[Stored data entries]
>>>

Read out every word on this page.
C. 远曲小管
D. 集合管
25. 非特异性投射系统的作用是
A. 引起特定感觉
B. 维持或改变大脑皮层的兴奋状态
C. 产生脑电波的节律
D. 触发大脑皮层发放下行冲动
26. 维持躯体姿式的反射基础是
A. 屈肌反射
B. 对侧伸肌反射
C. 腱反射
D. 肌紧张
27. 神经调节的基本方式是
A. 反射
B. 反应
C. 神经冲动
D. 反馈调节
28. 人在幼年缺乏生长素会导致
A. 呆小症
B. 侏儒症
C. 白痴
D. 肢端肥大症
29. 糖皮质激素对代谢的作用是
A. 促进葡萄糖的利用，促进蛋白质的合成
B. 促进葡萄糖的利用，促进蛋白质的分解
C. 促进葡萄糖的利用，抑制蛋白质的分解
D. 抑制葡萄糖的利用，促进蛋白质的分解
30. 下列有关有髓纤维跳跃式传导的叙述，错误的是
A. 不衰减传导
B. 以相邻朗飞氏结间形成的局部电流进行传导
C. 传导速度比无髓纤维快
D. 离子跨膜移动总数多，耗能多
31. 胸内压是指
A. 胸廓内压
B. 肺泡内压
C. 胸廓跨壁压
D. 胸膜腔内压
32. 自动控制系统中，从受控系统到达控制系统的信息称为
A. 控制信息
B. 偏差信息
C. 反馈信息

<<<

WRITTEN EXERCISE »
All of the data needs to be printed once more, exactly.

IN RESPONSE »
Read out every word on this page.
C. 远曲小管
D. 集合管
25. 非特异性投射系统的作用是
A. 引起特定感觉
B. 维持或改变大脑皮层的兴奋状态
C. 产生脑电波的节律
D. 触发大脑皮层发放下行冲动
26. 维持躯体姿式的反射基础是
A. 屈肌反射
B. 对侧伸肌反射
C. 腱反射
D. 肌紧张
27. 神经调节的基本方式是
A. 反射
B. 反应
C. 神经冲动
D. 反馈调节
28. 人在幼年缺乏生长素会导致
A. 呆小症
B. 侏儒症
C. 白痴
D. 肢端肥大症
29. 糖皮质激素对代谢的作用是
A. 促进葡萄糖的利用，促进蛋白质的合成
B. 促进葡萄糖的利用，促进蛋白质的分解
C. 促进葡萄糖的利用，抑制蛋白质的分解
D. 抑制葡萄糖的利用，促进蛋白质的分解
30. 下列有关有髓纤维跳跃式传导的叙述，错误的是
A. 不衰减传导
B. 以相邻朗飞氏结间形成的局部电流进行传导
C. 传导速度比无髓纤维快
D. 离子跨膜移动总数多，耗能多
31. 胸内压是指
A. 胸廓内压
B. 肺泡内压
C. 胸廓跨壁压
D. 胸膜腔内压
32. 自动控制系统中，从受控系统到达控制系统的信息称为
A. 控制信息
B. 偏差信息
C. 反馈信息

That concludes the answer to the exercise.